◆ Task to carry out
Return exactly the lines from the one containing "Give me the JSON data" through the end of the material below, and leave the images out.

◆ Extracted data

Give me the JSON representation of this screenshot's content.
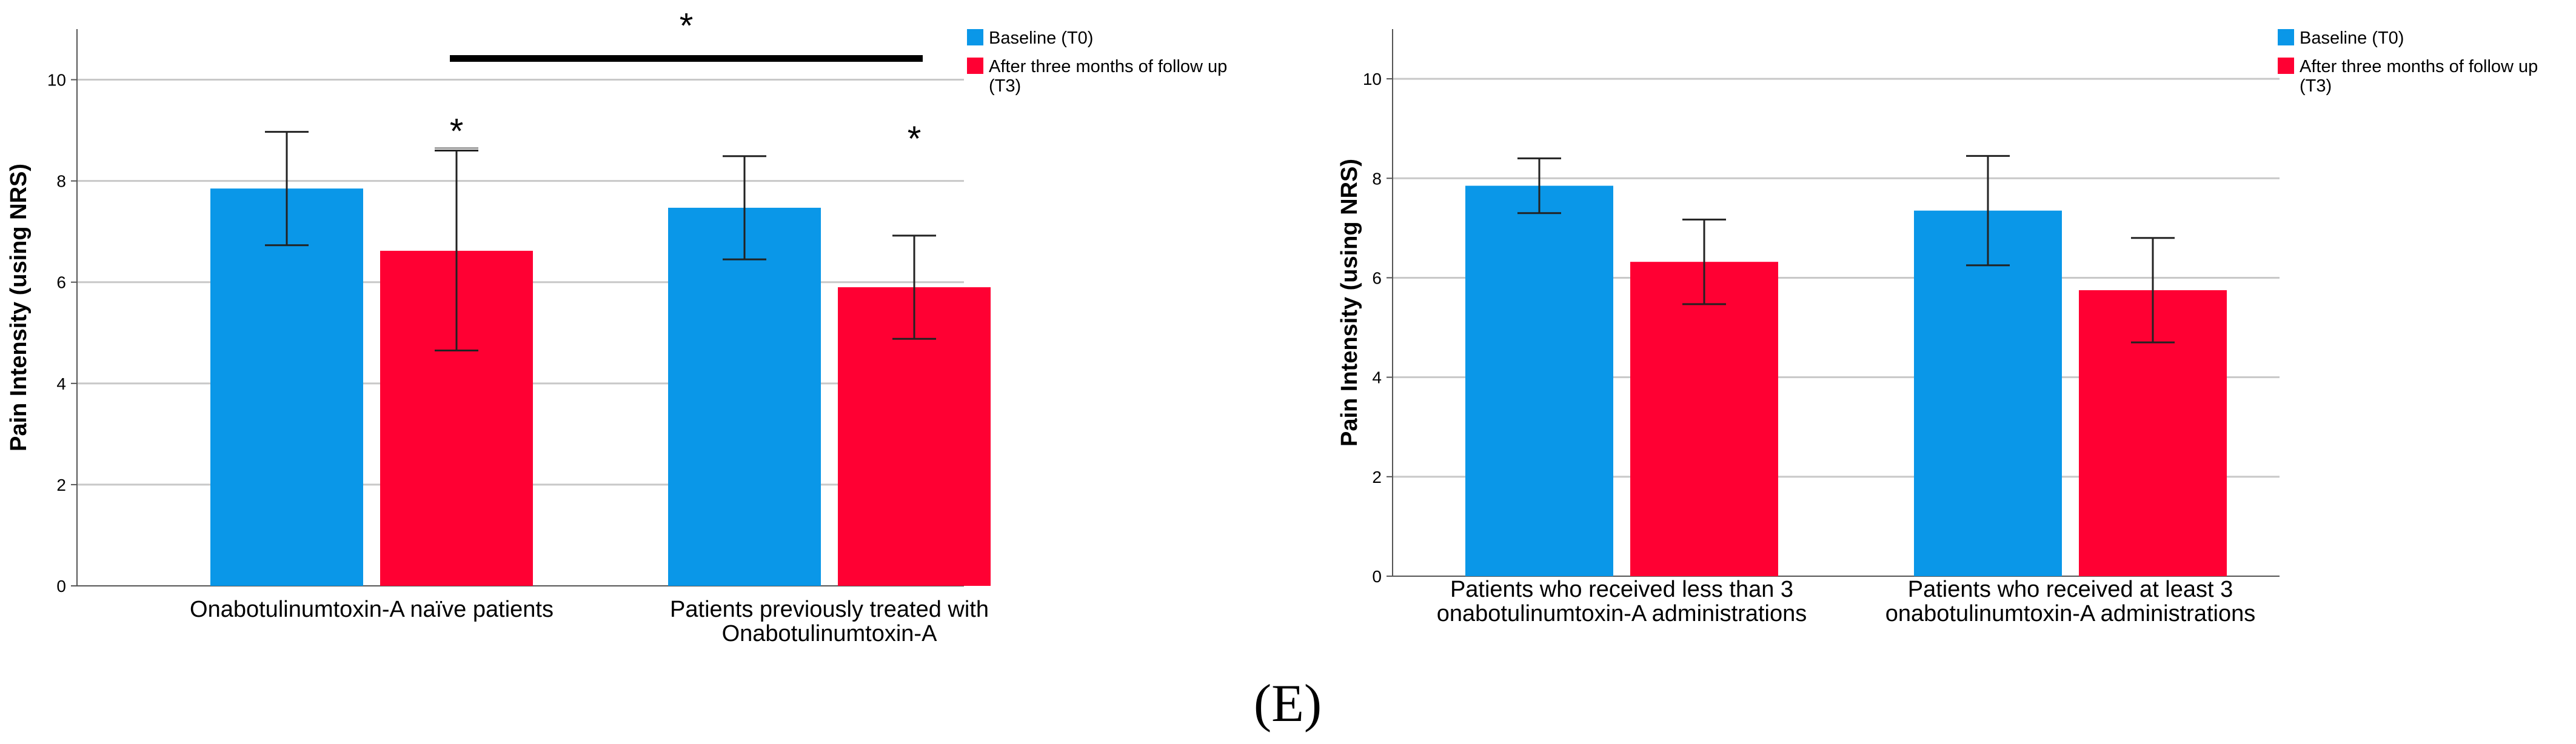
{
  "figure_label": "(E)",
  "colors": {
    "baseline": "#0a97e8",
    "after": "#ff0033",
    "grid": "#c8c8c8",
    "axis": "#555555",
    "ink": "#000000"
  },
  "chart_data": [
    {
      "type": "bar",
      "title": "",
      "xlabel": "",
      "ylabel": "Pain Intensity (using NRS)",
      "ylim": [
        0,
        11
      ],
      "yticks": [
        0,
        2,
        4,
        6,
        8,
        10
      ],
      "grid": true,
      "legend_position": "top-right",
      "categories": [
        [
          "Onabotulinumtoxin-A naïve patients"
        ],
        [
          "Patients previously treated with",
          "Onabotulinumtoxin-A"
        ]
      ],
      "series": [
        {
          "name": "Baseline (T0)",
          "name_lines": [
            "Baseline (T0)"
          ],
          "color": "#0a97e8",
          "values": [
            7.85,
            7.47
          ],
          "error_low": [
            6.73,
            6.45
          ],
          "error_high": [
            8.97,
            8.49
          ]
        },
        {
          "name": "After three months of follow up (T3)",
          "name_lines": [
            "After three months of follow up",
            "(T3)"
          ],
          "color": "#ff0033",
          "values": [
            6.62,
            5.9
          ],
          "error_low": [
            4.65,
            4.88
          ],
          "error_high": [
            8.6,
            6.92
          ]
        }
      ],
      "annotations": [
        {
          "text": "*",
          "type": "bracket",
          "from_category": 0,
          "to_category": 1,
          "y": 10.42
        },
        {
          "text": "*",
          "type": "bar_mark",
          "category": 0,
          "series": 1,
          "y": 8.65
        },
        {
          "text": "*",
          "type": "bar_mark",
          "category": 1,
          "series": 1,
          "y": 8.5
        }
      ]
    },
    {
      "type": "bar",
      "title": "",
      "xlabel": "",
      "ylabel": "Pain Intensity (using NRS)",
      "ylim": [
        0,
        11
      ],
      "yticks": [
        0,
        2,
        4,
        6,
        8,
        10
      ],
      "grid": true,
      "legend_position": "top-right",
      "categories": [
        [
          "Patients who received less than 3",
          "onabotulinumtoxin-A administrations"
        ],
        [
          "Patients who received at least 3",
          "onabotulinumtoxin-A administrations"
        ]
      ],
      "series": [
        {
          "name": "Baseline (T0)",
          "name_lines": [
            "Baseline (T0)"
          ],
          "color": "#0a97e8",
          "values": [
            7.85,
            7.35
          ],
          "error_low": [
            7.3,
            6.25
          ],
          "error_high": [
            8.4,
            8.45
          ]
        },
        {
          "name": "After three months of follow up (T3)",
          "name_lines": [
            "After three months of follow up",
            "(T3)"
          ],
          "color": "#ff0033",
          "values": [
            6.32,
            5.75
          ],
          "error_low": [
            5.47,
            4.7
          ],
          "error_high": [
            7.17,
            6.8
          ]
        }
      ],
      "annotations": []
    }
  ]
}
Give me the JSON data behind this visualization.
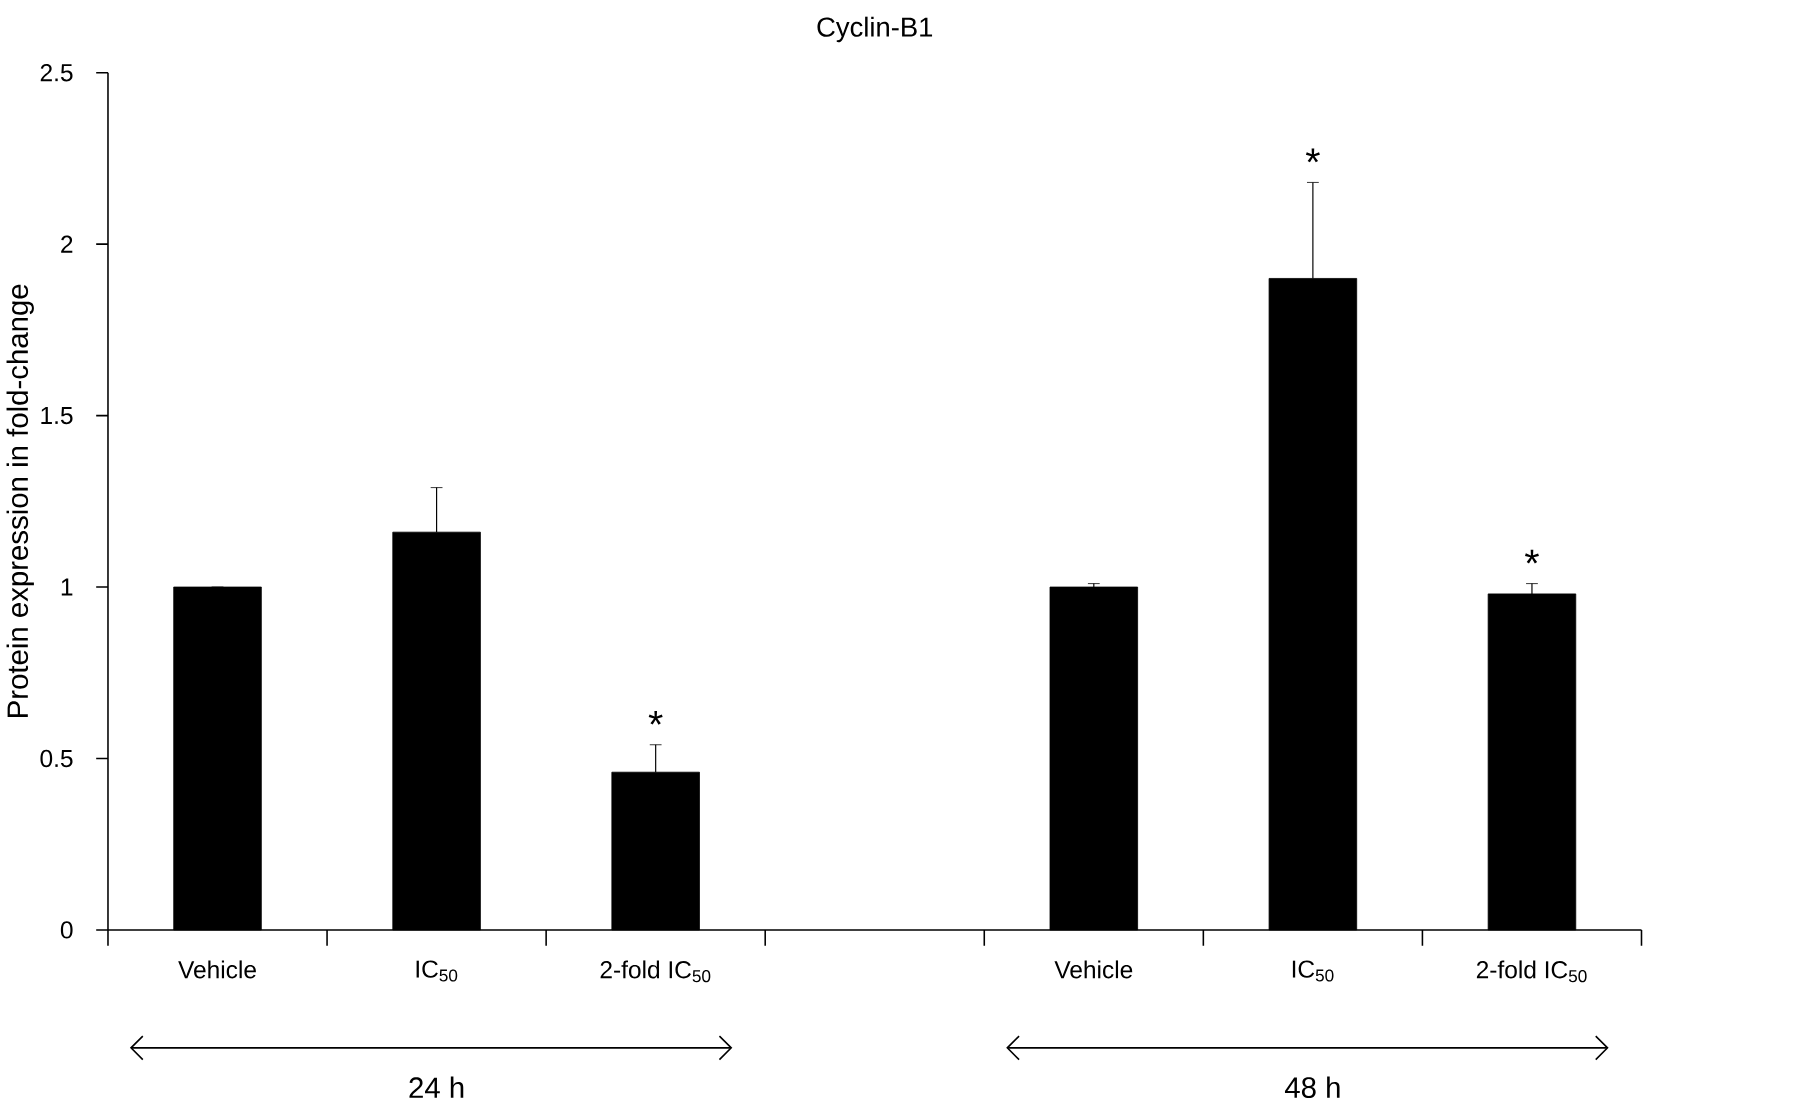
{
  "chart_data": {
    "type": "bar",
    "title": "Cyclin-B1",
    "ylabel": "Protein expression in fold-change",
    "categories": [
      "Vehicle",
      "IC$_{50}$",
      "2-fold IC$_{50}$",
      null,
      "Vehicle",
      "IC$_{50}$",
      "2-fold IC$_{50}$"
    ],
    "values": [
      1.0,
      1.16,
      0.46,
      null,
      1.0,
      1.9,
      0.98
    ],
    "errors": [
      null,
      0.13,
      0.08,
      null,
      0.01,
      0.28,
      0.03
    ],
    "value_labels": [
      null,
      null,
      "*",
      null,
      null,
      "*",
      "*"
    ],
    "color": "#000000",
    "ylim": [
      0,
      2.5
    ],
    "yticks": [
      0,
      0.5,
      1,
      1.5,
      2,
      2.5
    ],
    "annotations": [
      "24 h",
      "48 h"
    ],
    "grid": false
  }
}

◆ Response box
Give me the JSON data behind this visualization.
{
  "chart_data": {
    "type": "bar",
    "title": "Cyclin-B1",
    "ylabel": "Protein expression in fold-change",
    "categories": [
      "Vehicle",
      "IC$_{50}$",
      "2-fold IC$_{50}$",
      null,
      "Vehicle",
      "IC$_{50}$",
      "2-fold IC$_{50}$"
    ],
    "values": [
      1.0,
      1.16,
      0.46,
      null,
      1.0,
      1.9,
      0.98
    ],
    "errors": [
      null,
      0.13,
      0.08,
      null,
      0.01,
      0.28,
      0.03
    ],
    "value_labels": [
      null,
      null,
      "*",
      null,
      null,
      "*",
      "*"
    ],
    "color": "#000000",
    "ylim": [
      0,
      2.5
    ],
    "yticks": [
      0,
      0.5,
      1,
      1.5,
      2,
      2.5
    ],
    "annotations": [
      "24 h",
      "48 h"
    ],
    "grid": false
  }
}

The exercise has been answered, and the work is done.